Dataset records
=====

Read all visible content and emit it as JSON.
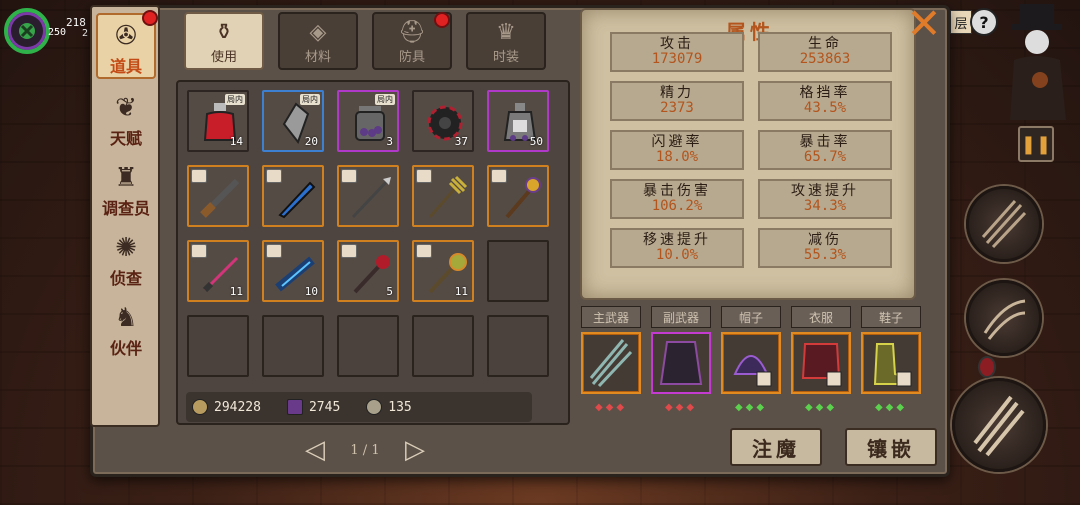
{
  "hud": {
    "top_number": "218",
    "sub_number": "250",
    "sub_number2": "2"
  },
  "help_label": "?",
  "top_right_tag": "层",
  "side_tabs": [
    {
      "label": "道具",
      "icon": "bag-icon"
    },
    {
      "label": "天赋",
      "icon": "talent-icon"
    },
    {
      "label": "调查员",
      "icon": "investigator-icon"
    },
    {
      "label": "侦查",
      "icon": "scout-icon"
    },
    {
      "label": "伙伴",
      "icon": "partner-icon"
    }
  ],
  "category_tabs": [
    {
      "label": "使用",
      "icon": "bottle-icon"
    },
    {
      "label": "材料",
      "icon": "material-icon"
    },
    {
      "label": "防具",
      "icon": "helmet-icon"
    },
    {
      "label": "时装",
      "icon": "hat-icon"
    }
  ],
  "inventory": {
    "rows": [
      [
        {
          "name": "red-potion",
          "count": "14",
          "tag": "局内",
          "rarity": "none"
        },
        {
          "name": "crystal-shard",
          "count": "20",
          "tag": "局内",
          "rarity": "blue"
        },
        {
          "name": "orb-jar",
          "count": "3",
          "tag": "局内",
          "rarity": "purple"
        },
        {
          "name": "dark-gear",
          "count": "37",
          "tag": "",
          "rarity": "none"
        },
        {
          "name": "potion-flask",
          "count": "50",
          "tag": "",
          "rarity": "purple"
        }
      ],
      [
        {
          "name": "dark-rifle",
          "count": "",
          "rarity": "orange"
        },
        {
          "name": "blue-blade",
          "count": "",
          "rarity": "orange"
        },
        {
          "name": "long-spear",
          "count": "",
          "rarity": "orange"
        },
        {
          "name": "trident",
          "count": "",
          "rarity": "orange"
        },
        {
          "name": "golden-staff",
          "count": "",
          "rarity": "orange"
        }
      ],
      [
        {
          "name": "crimson-sword",
          "count": "11",
          "rarity": "orange"
        },
        {
          "name": "frost-cannon",
          "count": "10",
          "rarity": "orange"
        },
        {
          "name": "blood-staff",
          "count": "5",
          "rarity": "orange"
        },
        {
          "name": "spirit-staff",
          "count": "11",
          "rarity": "orange"
        },
        {
          "name": "",
          "count": "",
          "rarity": "empty"
        }
      ],
      [
        {
          "name": "",
          "count": "",
          "rarity": "empty"
        },
        {
          "name": "",
          "count": "",
          "rarity": "empty"
        },
        {
          "name": "",
          "count": "",
          "rarity": "empty"
        },
        {
          "name": "",
          "count": "",
          "rarity": "empty"
        },
        {
          "name": "",
          "count": "",
          "rarity": "empty"
        }
      ]
    ]
  },
  "currency": [
    {
      "value": "294228",
      "icon": "gold-coin-icon"
    },
    {
      "value": "2745",
      "icon": "purple-book-icon"
    },
    {
      "value": "135",
      "icon": "silver-coin-icon"
    }
  ],
  "pager": {
    "text": "1 / 1"
  },
  "attributes": {
    "title": "属性",
    "items": [
      {
        "label": "攻击",
        "value": "173079"
      },
      {
        "label": "生命",
        "value": "253863"
      },
      {
        "label": "精力",
        "value": "2373"
      },
      {
        "label": "格挡率",
        "value": "43.5%"
      },
      {
        "label": "闪避率",
        "value": "18.0%"
      },
      {
        "label": "暴击率",
        "value": "65.7%"
      },
      {
        "label": "暴击伤害",
        "value": "106.2%"
      },
      {
        "label": "攻速提升",
        "value": "34.3%"
      },
      {
        "label": "移速提升",
        "value": "10.0%"
      },
      {
        "label": "减伤",
        "value": "55.3%"
      }
    ]
  },
  "equipment": [
    {
      "label": "主武器",
      "rarity": "orange",
      "dots": "◆◆◆",
      "dot_color": "#e04a4a"
    },
    {
      "label": "副武器",
      "rarity": "purple",
      "dots": "◆◆◆",
      "dot_color": "#e04a4a"
    },
    {
      "label": "帽子",
      "rarity": "orange",
      "dots": "◆◆◆",
      "dot_color": "#5bd14e"
    },
    {
      "label": "衣服",
      "rarity": "orange",
      "dots": "◆◆◆",
      "dot_color": "#5bd14e"
    },
    {
      "label": "鞋子",
      "rarity": "orange",
      "dots": "◆◆◆",
      "dot_color": "#5bd14e"
    }
  ],
  "actions": {
    "enchant": "注魔",
    "inlay": "镶嵌"
  },
  "colors": {
    "accent": "#b3551d",
    "close": "#e07b2a",
    "rarity_orange": "#d0801e",
    "rarity_purple": "#b039c9",
    "rarity_blue": "#3d7fd1"
  }
}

=====

[Stated exercise] Copy every line in the listing above where the string "coin" turns up.

[Result]
      "icon": "gold-coin-icon"
      "icon": "silver-coin-icon"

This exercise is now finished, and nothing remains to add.